> **WHAT THIS TASK INVOLVES**: Return the listing below word for word.

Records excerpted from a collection
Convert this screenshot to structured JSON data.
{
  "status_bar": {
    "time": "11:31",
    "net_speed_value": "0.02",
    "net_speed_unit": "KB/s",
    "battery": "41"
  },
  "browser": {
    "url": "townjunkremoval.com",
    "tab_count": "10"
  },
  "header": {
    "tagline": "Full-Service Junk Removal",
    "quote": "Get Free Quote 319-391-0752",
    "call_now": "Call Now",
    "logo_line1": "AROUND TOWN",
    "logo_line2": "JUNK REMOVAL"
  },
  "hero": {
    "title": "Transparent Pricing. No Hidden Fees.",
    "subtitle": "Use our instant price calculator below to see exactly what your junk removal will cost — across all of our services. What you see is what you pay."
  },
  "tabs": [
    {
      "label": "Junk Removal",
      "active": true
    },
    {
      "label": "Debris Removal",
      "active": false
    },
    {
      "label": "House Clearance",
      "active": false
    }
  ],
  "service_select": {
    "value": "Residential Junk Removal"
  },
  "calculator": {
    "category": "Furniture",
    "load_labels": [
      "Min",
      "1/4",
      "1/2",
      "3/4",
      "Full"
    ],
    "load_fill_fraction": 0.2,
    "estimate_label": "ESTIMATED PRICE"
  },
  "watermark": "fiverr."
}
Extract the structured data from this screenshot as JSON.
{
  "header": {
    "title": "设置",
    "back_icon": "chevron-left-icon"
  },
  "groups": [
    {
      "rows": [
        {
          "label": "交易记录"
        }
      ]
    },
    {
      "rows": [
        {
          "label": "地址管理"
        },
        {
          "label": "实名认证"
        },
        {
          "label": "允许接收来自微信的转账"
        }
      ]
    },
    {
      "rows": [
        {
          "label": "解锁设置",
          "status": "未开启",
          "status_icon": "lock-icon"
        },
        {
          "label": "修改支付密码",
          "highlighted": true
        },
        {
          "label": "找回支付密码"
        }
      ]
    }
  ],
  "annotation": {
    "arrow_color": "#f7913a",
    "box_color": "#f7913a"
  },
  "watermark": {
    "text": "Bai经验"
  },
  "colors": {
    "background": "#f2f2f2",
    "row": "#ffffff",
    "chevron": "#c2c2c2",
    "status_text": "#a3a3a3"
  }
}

> **RESPONSE**:
Convert this screenshot to structured JSON data.
{
  "status_bar": {
    "time": "11:31",
    "net_speed_value": "0.02",
    "net_speed_unit": "KB/s",
    "battery": "41"
  },
  "browser": {
    "url": "townjunkremoval.com",
    "tab_count": "10"
  },
  "header": {
    "tagline": "Full-Service Junk Removal",
    "quote": "Get Free Quote 319-391-0752",
    "call_now": "Call Now",
    "logo_line1": "AROUND TOWN",
    "logo_line2": "JUNK REMOVAL"
  },
  "hero": {
    "title": "Transparent Pricing. No Hidden Fees.",
    "subtitle": "Use our instant price calculator below to see exactly what your junk removal will cost — across all of our services. What you see is what you pay."
  },
  "tabs": [
    {
      "label": "Junk Removal",
      "active": true
    },
    {
      "label": "Debris Removal",
      "active": false
    },
    {
      "label": "House Clearance",
      "active": false
    }
  ],
  "service_select": {
    "value": "Residential Junk Removal"
  },
  "calculator": {
    "category": "Furniture",
    "load_labels": [
      "Min",
      "1/4",
      "1/2",
      "3/4",
      "Full"
    ],
    "load_fill_fraction": 0.2,
    "estimate_label": "ESTIMATED PRICE"
  },
  "watermark": "fiverr."
}
Extract the structured data from this screenshot as JSON.
{
  "header": {
    "title": "设置",
    "back_icon": "chevron-left-icon"
  },
  "groups": [
    {
      "rows": [
        {
          "label": "交易记录"
        }
      ]
    },
    {
      "rows": [
        {
          "label": "地址管理"
        },
        {
          "label": "实名认证"
        },
        {
          "label": "允许接收来自微信的转账"
        }
      ]
    },
    {
      "rows": [
        {
          "label": "解锁设置",
          "status": "未开启",
          "status_icon": "lock-icon"
        },
        {
          "label": "修改支付密码",
          "highlighted": true
        },
        {
          "label": "找回支付密码"
        }
      ]
    }
  ],
  "annotation": {
    "arrow_color": "#f7913a",
    "box_color": "#f7913a"
  },
  "watermark": {
    "text": "Bai经验"
  },
  "colors": {
    "background": "#f2f2f2",
    "row": "#ffffff",
    "chevron": "#c2c2c2",
    "status_text": "#a3a3a3"
  }
}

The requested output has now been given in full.